### [Aim]
All of the lines below are to be transcribed faithfully, with pictures excluded from the copy.

### [Supplied material]
※

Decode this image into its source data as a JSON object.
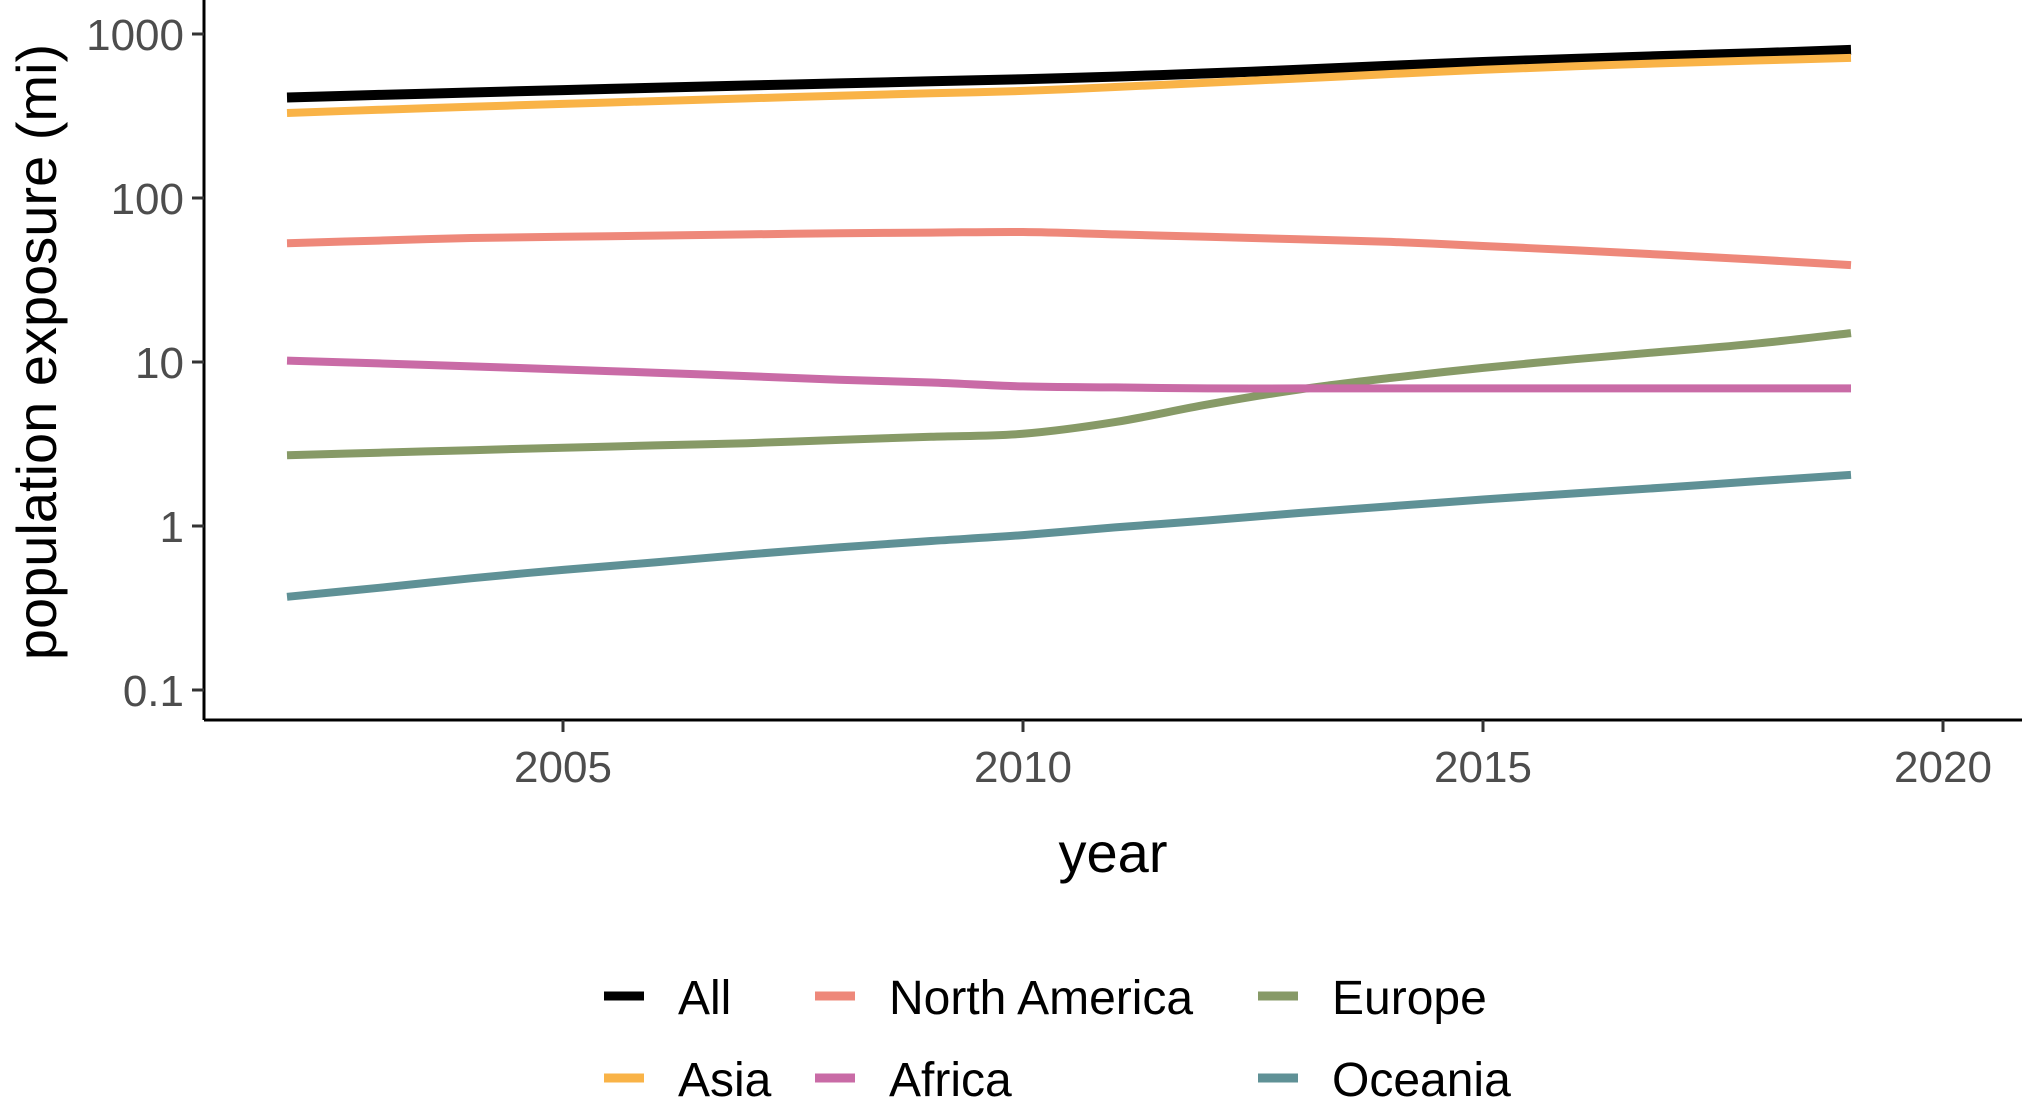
{
  "chart_data": {
    "type": "line",
    "xlabel": "year",
    "ylabel": "population exposure (mi)",
    "x_scale": "linear",
    "y_scale": "log10",
    "xlim": [
      2001.8,
      2020.8
    ],
    "ylim": [
      0.1,
      1000
    ],
    "x_ticks": [
      2005,
      2010,
      2015,
      2020
    ],
    "x_tick_labels": [
      "2005",
      "2010",
      "2015",
      "2020"
    ],
    "y_ticks": [
      0.1,
      1,
      10,
      100,
      1000
    ],
    "y_tick_labels": [
      "0.1",
      "1",
      "10",
      "100",
      "1000"
    ],
    "grid": false,
    "legend_position": "bottom",
    "x": [
      2002,
      2003,
      2004,
      2005,
      2006,
      2007,
      2008,
      2009,
      2010,
      2011,
      2012,
      2013,
      2014,
      2015,
      2016,
      2017,
      2018,
      2019
    ],
    "series": [
      {
        "name": "All",
        "color": "#000000",
        "values": [
          410,
          425,
          440,
          455,
          470,
          485,
          500,
          515,
          530,
          550,
          575,
          605,
          640,
          675,
          705,
          735,
          765,
          800
        ]
      },
      {
        "name": "Asia",
        "color": "#F9B347",
        "values": [
          330,
          345,
          360,
          375,
          390,
          405,
          420,
          435,
          450,
          475,
          505,
          535,
          570,
          605,
          635,
          665,
          690,
          715
        ]
      },
      {
        "name": "North America",
        "color": "#EE887A",
        "values": [
          53,
          55,
          57,
          58,
          59,
          60,
          61,
          61.5,
          62,
          60,
          58,
          56,
          54,
          51,
          48,
          45,
          42,
          39
        ]
      },
      {
        "name": "Africa",
        "color": "#C96BA6",
        "values": [
          10.2,
          9.8,
          9.4,
          9.0,
          8.6,
          8.2,
          7.8,
          7.5,
          7.1,
          7.0,
          6.9,
          6.9,
          6.9,
          6.9,
          6.9,
          6.9,
          6.9,
          6.9
        ]
      },
      {
        "name": "Europe",
        "color": "#879A67",
        "values": [
          2.7,
          2.8,
          2.9,
          3.0,
          3.1,
          3.2,
          3.35,
          3.5,
          3.65,
          4.3,
          5.5,
          6.8,
          8.0,
          9.2,
          10.4,
          11.6,
          13.0,
          15.0
        ]
      },
      {
        "name": "Oceania",
        "color": "#5F9196",
        "values": [
          0.37,
          0.42,
          0.48,
          0.54,
          0.6,
          0.67,
          0.74,
          0.81,
          0.88,
          0.98,
          1.08,
          1.2,
          1.32,
          1.45,
          1.58,
          1.72,
          1.88,
          2.05
        ]
      }
    ],
    "legend": {
      "rows": 2,
      "order": [
        "All",
        "Asia",
        "North America",
        "Africa",
        "Europe",
        "Oceania"
      ]
    }
  }
}
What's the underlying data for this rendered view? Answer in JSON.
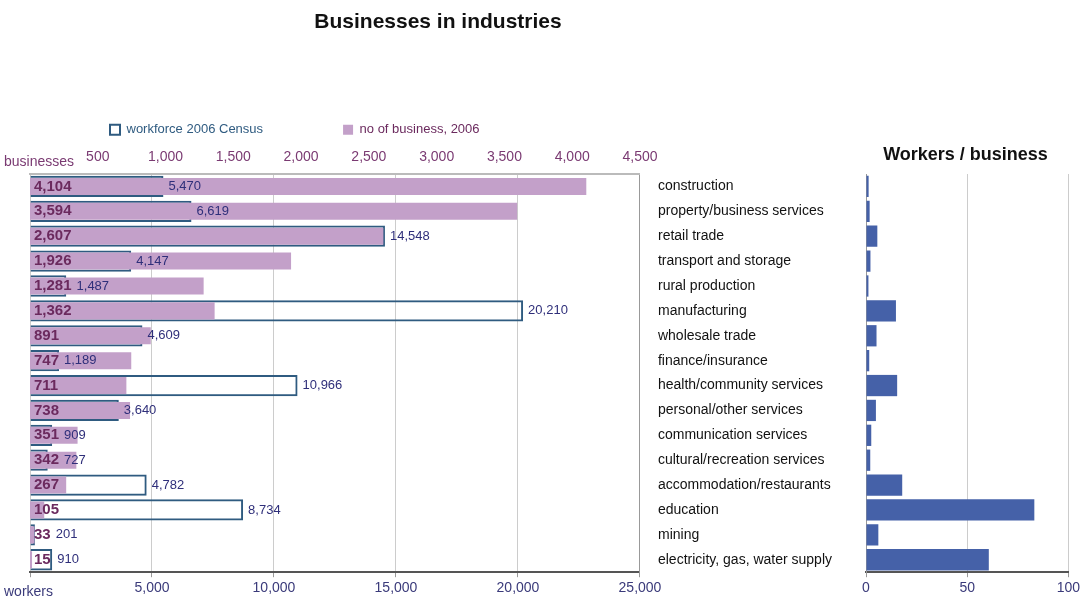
{
  "chart_data": [
    {
      "type": "bar",
      "title": "Businesses in industries",
      "orientation": "horizontal",
      "categories": [
        "construction",
        "property/business services",
        "retail trade",
        "transport and storage",
        "rural production",
        "manufacturing",
        "wholesale trade",
        "finance/insurance",
        "health/community services",
        "personal/other services",
        "communication services",
        "cultural/recreation services",
        "accommodation/restaurants",
        "education",
        "mining",
        "electricity, gas, water supply"
      ],
      "series": [
        {
          "name": "workforce 2006 Census",
          "color": "#2f5b80",
          "values": [
            5470,
            6619,
            14548,
            4147,
            1487,
            20210,
            4609,
            1189,
            10966,
            3640,
            909,
            727,
            4782,
            8734,
            201,
            910
          ],
          "value_labels": [
            "5,470",
            "6,619",
            "14,548",
            "4,147",
            "1,487",
            "20,210",
            "4,609",
            "1,189",
            "10,966",
            "3,640",
            "909",
            "727",
            "4,782",
            "8,734",
            "201",
            "910"
          ]
        },
        {
          "name": "no of business, 2006",
          "color": "#c3a0c9",
          "axis": "x2",
          "values": [
            4104,
            3594,
            2607,
            1926,
            1281,
            1362,
            891,
            747,
            711,
            738,
            351,
            342,
            267,
            105,
            33,
            15
          ],
          "value_labels": [
            "4,104",
            "3,594",
            "2,607",
            "1,926",
            "1,281",
            "1,362",
            "891",
            "747",
            "711",
            "738",
            "351",
            "342",
            "267",
            "105",
            "33",
            "15"
          ]
        }
      ],
      "xlabel": "workers",
      "x2label": "businesses",
      "xlim": [
        0,
        25000
      ],
      "xticks": [
        {
          "value": 0,
          "label": null
        },
        {
          "value": 5000,
          "label": "5,000"
        },
        {
          "value": 10000,
          "label": "10,000"
        },
        {
          "value": 15000,
          "label": "15,000"
        },
        {
          "value": 20000,
          "label": "20,000"
        },
        {
          "value": 25000,
          "label": "25,000"
        }
      ],
      "x2lim": [
        0,
        4500
      ],
      "x2ticks": [
        {
          "value": 0,
          "label": null
        },
        {
          "value": 500,
          "label": "500"
        },
        {
          "value": 1000,
          "label": "1,000"
        },
        {
          "value": 1500,
          "label": "1,500"
        },
        {
          "value": 2000,
          "label": "2,000"
        },
        {
          "value": 2500,
          "label": "2,500"
        },
        {
          "value": 3000,
          "label": "3,000"
        },
        {
          "value": 3500,
          "label": "3,500"
        },
        {
          "value": 4000,
          "label": "4,000"
        },
        {
          "value": 4500,
          "label": "4,500"
        }
      ],
      "grid": "x",
      "legend": "top left"
    },
    {
      "type": "bar",
      "title": "Workers / business",
      "orientation": "horizontal",
      "categories": [
        null,
        null,
        null,
        null,
        null,
        null,
        null,
        null,
        null,
        null,
        null,
        null,
        null,
        null,
        null,
        null
      ],
      "values": [
        1.3,
        1.8,
        5.6,
        2.2,
        1.2,
        14.8,
        5.2,
        1.6,
        15.4,
        4.9,
        2.6,
        2.1,
        17.9,
        83.2,
        6.1,
        60.7
      ],
      "color": "#4561a8",
      "xlim": [
        0,
        100
      ],
      "xticks": [
        0,
        50,
        100
      ],
      "grid": "x",
      "tick_labels": "x"
    }
  ]
}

※

### [Output for this exercise]
Decode this image into its source data as a JSON object.
{
  "chart_data": {
    "type": "line",
    "xlabel": "year",
    "ylabel": "population exposure (mi)",
    "x_scale": "linear",
    "y_scale": "log10",
    "xlim": [
      2001.8,
      2020.8
    ],
    "ylim": [
      0.1,
      1000
    ],
    "x_ticks": [
      2005,
      2010,
      2015,
      2020
    ],
    "x_tick_labels": [
      "2005",
      "2010",
      "2015",
      "2020"
    ],
    "y_ticks": [
      0.1,
      1,
      10,
      100,
      1000
    ],
    "y_tick_labels": [
      "0.1",
      "1",
      "10",
      "100",
      "1000"
    ],
    "grid": false,
    "legend_position": "bottom",
    "x": [
      2002,
      2003,
      2004,
      2005,
      2006,
      2007,
      2008,
      2009,
      2010,
      2011,
      2012,
      2013,
      2014,
      2015,
      2016,
      2017,
      2018,
      2019
    ],
    "series": [
      {
        "name": "All",
        "color": "#000000",
        "values": [
          410,
          425,
          440,
          455,
          470,
          485,
          500,
          515,
          530,
          550,
          575,
          605,
          640,
          675,
          705,
          735,
          765,
          800
        ]
      },
      {
        "name": "Asia",
        "color": "#F9B347",
        "values": [
          330,
          345,
          360,
          375,
          390,
          405,
          420,
          435,
          450,
          475,
          505,
          535,
          570,
          605,
          635,
          665,
          690,
          715
        ]
      },
      {
        "name": "North America",
        "color": "#EE887A",
        "values": [
          53,
          55,
          57,
          58,
          59,
          60,
          61,
          61.5,
          62,
          60,
          58,
          56,
          54,
          51,
          48,
          45,
          42,
          39
        ]
      },
      {
        "name": "Africa",
        "color": "#C96BA6",
        "values": [
          10.2,
          9.8,
          9.4,
          9.0,
          8.6,
          8.2,
          7.8,
          7.5,
          7.1,
          7.0,
          6.9,
          6.9,
          6.9,
          6.9,
          6.9,
          6.9,
          6.9,
          6.9
        ]
      },
      {
        "name": "Europe",
        "color": "#879A67",
        "values": [
          2.7,
          2.8,
          2.9,
          3.0,
          3.1,
          3.2,
          3.35,
          3.5,
          3.65,
          4.3,
          5.5,
          6.8,
          8.0,
          9.2,
          10.4,
          11.6,
          13.0,
          15.0
        ]
      },
      {
        "name": "Oceania",
        "color": "#5F9196",
        "values": [
          0.37,
          0.42,
          0.48,
          0.54,
          0.6,
          0.67,
          0.74,
          0.81,
          0.88,
          0.98,
          1.08,
          1.2,
          1.32,
          1.45,
          1.58,
          1.72,
          1.88,
          2.05
        ]
      }
    ],
    "legend": {
      "rows": 2,
      "order": [
        "All",
        "Asia",
        "North America",
        "Africa",
        "Europe",
        "Oceania"
      ]
    }
  }
}
What's the underlying data for this rendered view? Answer in JSON.
{
  "chart_data": [
    {
      "type": "bar",
      "title": "Businesses in industries",
      "orientation": "horizontal",
      "categories": [
        "construction",
        "property/business services",
        "retail trade",
        "transport and storage",
        "rural production",
        "manufacturing",
        "wholesale trade",
        "finance/insurance",
        "health/community services",
        "personal/other services",
        "communication services",
        "cultural/recreation services",
        "accommodation/restaurants",
        "education",
        "mining",
        "electricity, gas, water supply"
      ],
      "series": [
        {
          "name": "workforce 2006 Census",
          "color": "#2f5b80",
          "values": [
            5470,
            6619,
            14548,
            4147,
            1487,
            20210,
            4609,
            1189,
            10966,
            3640,
            909,
            727,
            4782,
            8734,
            201,
            910
          ],
          "value_labels": [
            "5,470",
            "6,619",
            "14,548",
            "4,147",
            "1,487",
            "20,210",
            "4,609",
            "1,189",
            "10,966",
            "3,640",
            "909",
            "727",
            "4,782",
            "8,734",
            "201",
            "910"
          ]
        },
        {
          "name": "no of business, 2006",
          "color": "#c3a0c9",
          "axis": "x2",
          "values": [
            4104,
            3594,
            2607,
            1926,
            1281,
            1362,
            891,
            747,
            711,
            738,
            351,
            342,
            267,
            105,
            33,
            15
          ],
          "value_labels": [
            "4,104",
            "3,594",
            "2,607",
            "1,926",
            "1,281",
            "1,362",
            "891",
            "747",
            "711",
            "738",
            "351",
            "342",
            "267",
            "105",
            "33",
            "15"
          ]
        }
      ],
      "xlabel": "workers",
      "x2label": "businesses",
      "xlim": [
        0,
        25000
      ],
      "xticks": [
        {
          "value": 0,
          "label": null
        },
        {
          "value": 5000,
          "label": "5,000"
        },
        {
          "value": 10000,
          "label": "10,000"
        },
        {
          "value": 15000,
          "label": "15,000"
        },
        {
          "value": 20000,
          "label": "20,000"
        },
        {
          "value": 25000,
          "label": "25,000"
        }
      ],
      "x2lim": [
        0,
        4500
      ],
      "x2ticks": [
        {
          "value": 0,
          "label": null
        },
        {
          "value": 500,
          "label": "500"
        },
        {
          "value": 1000,
          "label": "1,000"
        },
        {
          "value": 1500,
          "label": "1,500"
        },
        {
          "value": 2000,
          "label": "2,000"
        },
        {
          "value": 2500,
          "label": "2,500"
        },
        {
          "value": 3000,
          "label": "3,000"
        },
        {
          "value": 3500,
          "label": "3,500"
        },
        {
          "value": 4000,
          "label": "4,000"
        },
        {
          "value": 4500,
          "label": "4,500"
        }
      ],
      "grid": "x",
      "legend": "top left"
    },
    {
      "type": "bar",
      "title": "Workers / business",
      "orientation": "horizontal",
      "categories": [
        null,
        null,
        null,
        null,
        null,
        null,
        null,
        null,
        null,
        null,
        null,
        null,
        null,
        null,
        null,
        null
      ],
      "values": [
        1.3,
        1.8,
        5.6,
        2.2,
        1.2,
        14.8,
        5.2,
        1.6,
        15.4,
        4.9,
        2.6,
        2.1,
        17.9,
        83.2,
        6.1,
        60.7
      ],
      "color": "#4561a8",
      "xlim": [
        0,
        100
      ],
      "xticks": [
        0,
        50,
        100
      ],
      "grid": "x",
      "tick_labels": "x"
    }
  ]
}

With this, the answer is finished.